Exercise description
Your task is to repeat the listing exactly.

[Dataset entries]
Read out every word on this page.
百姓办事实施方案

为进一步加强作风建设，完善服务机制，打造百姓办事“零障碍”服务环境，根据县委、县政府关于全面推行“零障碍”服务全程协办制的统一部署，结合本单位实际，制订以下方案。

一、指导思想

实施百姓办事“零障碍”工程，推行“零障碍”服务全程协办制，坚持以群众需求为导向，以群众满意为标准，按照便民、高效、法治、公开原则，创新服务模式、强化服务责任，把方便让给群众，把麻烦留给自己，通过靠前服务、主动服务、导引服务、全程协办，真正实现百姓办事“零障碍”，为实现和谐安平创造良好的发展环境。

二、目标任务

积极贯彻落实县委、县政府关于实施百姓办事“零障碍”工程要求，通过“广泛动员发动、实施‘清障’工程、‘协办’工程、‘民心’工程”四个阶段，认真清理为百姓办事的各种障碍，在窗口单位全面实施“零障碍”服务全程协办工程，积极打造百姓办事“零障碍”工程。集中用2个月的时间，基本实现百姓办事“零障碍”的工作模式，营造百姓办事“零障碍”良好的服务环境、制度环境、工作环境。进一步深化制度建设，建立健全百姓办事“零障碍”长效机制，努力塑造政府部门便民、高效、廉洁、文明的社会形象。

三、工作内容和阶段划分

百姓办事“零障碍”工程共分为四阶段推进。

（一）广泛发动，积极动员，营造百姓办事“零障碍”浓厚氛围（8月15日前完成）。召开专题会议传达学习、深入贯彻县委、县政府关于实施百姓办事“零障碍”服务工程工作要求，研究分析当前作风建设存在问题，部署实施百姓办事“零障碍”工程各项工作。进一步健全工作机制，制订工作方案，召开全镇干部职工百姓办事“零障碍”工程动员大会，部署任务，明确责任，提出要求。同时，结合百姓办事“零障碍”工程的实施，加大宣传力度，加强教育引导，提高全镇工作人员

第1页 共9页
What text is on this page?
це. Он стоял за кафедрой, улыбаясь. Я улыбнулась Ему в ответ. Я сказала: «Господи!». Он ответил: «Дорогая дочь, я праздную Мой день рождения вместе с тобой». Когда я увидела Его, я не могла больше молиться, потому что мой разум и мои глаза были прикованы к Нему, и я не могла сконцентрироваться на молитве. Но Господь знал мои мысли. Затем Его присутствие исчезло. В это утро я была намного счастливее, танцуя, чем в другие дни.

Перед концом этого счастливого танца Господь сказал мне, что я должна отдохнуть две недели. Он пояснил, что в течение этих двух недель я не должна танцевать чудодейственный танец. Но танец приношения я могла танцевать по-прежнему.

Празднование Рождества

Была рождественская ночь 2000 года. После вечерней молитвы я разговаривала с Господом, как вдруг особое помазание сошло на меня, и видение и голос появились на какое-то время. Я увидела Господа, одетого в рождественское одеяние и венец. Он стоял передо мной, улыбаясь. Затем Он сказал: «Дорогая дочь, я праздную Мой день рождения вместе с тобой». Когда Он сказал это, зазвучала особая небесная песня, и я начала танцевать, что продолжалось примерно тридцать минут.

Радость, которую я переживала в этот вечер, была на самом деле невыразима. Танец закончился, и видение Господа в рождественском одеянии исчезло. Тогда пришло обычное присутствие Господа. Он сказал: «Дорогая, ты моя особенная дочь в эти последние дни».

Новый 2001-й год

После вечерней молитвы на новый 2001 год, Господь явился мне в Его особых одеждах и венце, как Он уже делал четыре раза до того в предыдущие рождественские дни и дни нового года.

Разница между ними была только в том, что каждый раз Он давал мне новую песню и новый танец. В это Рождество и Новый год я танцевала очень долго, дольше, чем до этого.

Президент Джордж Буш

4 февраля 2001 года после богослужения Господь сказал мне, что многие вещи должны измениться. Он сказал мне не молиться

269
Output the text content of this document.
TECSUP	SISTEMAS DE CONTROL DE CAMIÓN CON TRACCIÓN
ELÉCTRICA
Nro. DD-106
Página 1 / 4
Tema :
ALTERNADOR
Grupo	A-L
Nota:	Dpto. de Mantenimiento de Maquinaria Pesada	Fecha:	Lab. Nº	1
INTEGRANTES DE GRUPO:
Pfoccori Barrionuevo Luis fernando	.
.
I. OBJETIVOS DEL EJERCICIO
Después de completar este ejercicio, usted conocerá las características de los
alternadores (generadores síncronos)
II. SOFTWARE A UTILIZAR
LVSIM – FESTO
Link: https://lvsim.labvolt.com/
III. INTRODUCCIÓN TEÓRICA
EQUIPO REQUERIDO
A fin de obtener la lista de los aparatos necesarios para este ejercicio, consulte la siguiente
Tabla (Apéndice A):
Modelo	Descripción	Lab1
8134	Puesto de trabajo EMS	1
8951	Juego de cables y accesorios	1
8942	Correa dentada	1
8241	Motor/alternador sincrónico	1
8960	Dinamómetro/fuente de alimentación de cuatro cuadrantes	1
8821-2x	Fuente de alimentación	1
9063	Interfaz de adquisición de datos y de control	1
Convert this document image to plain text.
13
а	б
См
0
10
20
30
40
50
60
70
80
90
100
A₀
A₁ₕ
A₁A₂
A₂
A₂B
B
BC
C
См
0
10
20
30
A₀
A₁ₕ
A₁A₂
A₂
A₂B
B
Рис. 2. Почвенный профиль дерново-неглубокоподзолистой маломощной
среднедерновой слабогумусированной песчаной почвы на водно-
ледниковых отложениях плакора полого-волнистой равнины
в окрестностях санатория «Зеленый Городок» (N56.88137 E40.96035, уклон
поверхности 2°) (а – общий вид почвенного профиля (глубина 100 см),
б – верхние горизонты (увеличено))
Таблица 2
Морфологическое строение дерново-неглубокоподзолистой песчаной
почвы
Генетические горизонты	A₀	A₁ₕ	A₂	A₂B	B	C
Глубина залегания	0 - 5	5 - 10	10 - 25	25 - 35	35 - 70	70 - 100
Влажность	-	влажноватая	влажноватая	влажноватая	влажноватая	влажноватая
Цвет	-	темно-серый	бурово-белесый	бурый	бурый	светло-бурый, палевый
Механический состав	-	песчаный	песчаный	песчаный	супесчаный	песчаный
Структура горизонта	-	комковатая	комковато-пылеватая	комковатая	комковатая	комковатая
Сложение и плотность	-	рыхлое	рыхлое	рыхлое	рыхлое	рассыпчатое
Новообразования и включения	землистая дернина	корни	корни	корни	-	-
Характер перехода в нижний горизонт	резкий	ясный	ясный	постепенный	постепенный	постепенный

Expected answer
Read out every word on this page.
百姓办事实施方案

为进一步加强作风建设，完善服务机制，打造百姓办事“零障碍”服务环境，根据县委、县政府关于全面推行“零障碍”服务全程协办制的统一部署，结合本单位实际，制订以下方案。

一、指导思想

实施百姓办事“零障碍”工程，推行“零障碍”服务全程协办制，坚持以群众需求为导向，以群众满意为标准，按照便民、高效、法治、公开原则，创新服务模式、强化服务责任，把方便让给群众，把麻烦留给自己，通过靠前服务、主动服务、导引服务、全程协办，真正实现百姓办事“零障碍”，为实现和谐安平创造良好的发展环境。

二、目标任务

积极贯彻落实县委、县政府关于实施百姓办事“零障碍”工程要求，通过“广泛动员发动、实施‘清障’工程、‘协办’工程、‘民心’工程”四个阶段，认真清理为百姓办事的各种障碍，在窗口单位全面实施“零障碍”服务全程协办工程，积极打造百姓办事“零障碍”工程。集中用2个月的时间，基本实现百姓办事“零障碍”的工作模式，营造百姓办事“零障碍”良好的服务环境、制度环境、工作环境。进一步深化制度建设，建立健全百姓办事“零障碍”长效机制，努力塑造政府部门便民、高效、廉洁、文明的社会形象。

三、工作内容和阶段划分

百姓办事“零障碍”工程共分为四阶段推进。

（一）广泛发动，积极动员，营造百姓办事“零障碍”浓厚氛围（8月15日前完成）。召开专题会议传达学习、深入贯彻县委、县政府关于实施百姓办事“零障碍”服务工程工作要求，研究分析当前作风建设存在问题，部署实施百姓办事“零障碍”工程各项工作。进一步健全工作机制，制订工作方案，召开全镇干部职工百姓办事“零障碍”工程动员大会，部署任务，明确责任，提出要求。同时，结合百姓办事“零障碍”工程的实施，加大宣传力度，加强教育引导，提高全镇工作人员

第1页 共9页
What text is on this page?
це. Он стоял за кафедрой, улыбаясь. Я улыбнулась Ему в ответ. Я сказала: «Господи!». Он ответил: «Дорогая дочь, я праздную Мой день рождения вместе с тобой». Когда я увидела Его, я не могла больше молиться, потому что мой разум и мои глаза были прикованы к Нему, и я не могла сконцентрироваться на молитве. Но Господь знал мои мысли. Затем Его присутствие исчезло. В это утро я была намного счастливее, танцуя, чем в другие дни.

Перед концом этого счастливого танца Господь сказал мне, что я должна отдохнуть две недели. Он пояснил, что в течение этих двух недель я не должна танцевать чудодейственный танец. Но танец приношения я могла танцевать по-прежнему.

Празднование Рождества

Была рождественская ночь 2000 года. После вечерней молитвы я разговаривала с Господом, как вдруг особое помазание сошло на меня, и видение и голос появились на какое-то время. Я увидела Господа, одетого в рождественское одеяние и венец. Он стоял передо мной, улыбаясь. Затем Он сказал: «Дорогая дочь, я праздную Мой день рождения вместе с тобой». Когда Он сказал это, зазвучала особая небесная песня, и я начала танцевать, что продолжалось примерно тридцать минут.

Радость, которую я переживала в этот вечер, была на самом деле невыразима. Танец закончился, и видение Господа в рождественском одеянии исчезло. Тогда пришло обычное присутствие Господа. Он сказал: «Дорогая, ты моя особенная дочь в эти последние дни».

Новый 2001-й год

После вечерней молитвы на новый 2001 год, Господь явился мне в Его особых одеждах и венце, как Он уже делал четыре раза до того в предыдущие рождественские дни и дни нового года.

Разница между ними была только в том, что каждый раз Он давал мне новую песню и новый танец. В это Рождество и Новый год я танцевала очень долго, дольше, чем до этого.

Президент Джордж Буш

4 февраля 2001 года после богослужения Господь сказал мне, что многие вещи должны измениться. Он сказал мне не молиться

269
Output the text content of this document.
TECSUP	SISTEMAS DE CONTROL DE CAMIÓN CON TRACCIÓN
ELÉCTRICA
Nro. DD-106
Página 1 / 4
Tema :
ALTERNADOR
Grupo	A-L
Nota:	Dpto. de Mantenimiento de Maquinaria Pesada	Fecha:	Lab. Nº	1
INTEGRANTES DE GRUPO:
Pfoccori Barrionuevo Luis fernando	.
.
I. OBJETIVOS DEL EJERCICIO
Después de completar este ejercicio, usted conocerá las características de los
alternadores (generadores síncronos)
II. SOFTWARE A UTILIZAR
LVSIM – FESTO
Link: https://lvsim.labvolt.com/
III. INTRODUCCIÓN TEÓRICA
EQUIPO REQUERIDO
A fin de obtener la lista de los aparatos necesarios para este ejercicio, consulte la siguiente
Tabla (Apéndice A):
Modelo	Descripción	Lab1
8134	Puesto de trabajo EMS	1
8951	Juego de cables y accesorios	1
8942	Correa dentada	1
8241	Motor/alternador sincrónico	1
8960	Dinamómetro/fuente de alimentación de cuatro cuadrantes	1
8821-2x	Fuente de alimentación	1
9063	Interfaz de adquisición de datos y de control	1
Convert this document image to plain text.
13
а	б
См
0
10
20
30
40
50
60
70
80
90
100
A₀
A₁ₕ
A₁A₂
A₂
A₂B
B
BC
C
См
0
10
20
30
A₀
A₁ₕ
A₁A₂
A₂
A₂B
B
Рис. 2. Почвенный профиль дерново-неглубокоподзолистой маломощной
среднедерновой слабогумусированной песчаной почвы на водно-
ледниковых отложениях плакора полого-волнистой равнины
в окрестностях санатория «Зеленый Городок» (N56.88137 E40.96035, уклон
поверхности 2°) (а – общий вид почвенного профиля (глубина 100 см),
б – верхние горизонты (увеличено))
Таблица 2
Морфологическое строение дерново-неглубокоподзолистой песчаной
почвы
Генетические горизонты	A₀	A₁ₕ	A₂	A₂B	B	C
Глубина залегания	0 - 5	5 - 10	10 - 25	25 - 35	35 - 70	70 - 100
Влажность	-	влажноватая	влажноватая	влажноватая	влажноватая	влажноватая
Цвет	-	темно-серый	бурово-белесый	бурый	бурый	светло-бурый, палевый
Механический состав	-	песчаный	песчаный	песчаный	супесчаный	песчаный
Структура горизонта	-	комковатая	комковато-пылеватая	комковатая	комковатая	комковатая
Сложение и плотность	-	рыхлое	рыхлое	рыхлое	рыхлое	рассыпчатое
Новообразования и включения	землистая дернина	корни	корни	корни	-	-
Характер перехода в нижний горизонт	резкий	ясный	ясный	постепенный	постепенный	постепенный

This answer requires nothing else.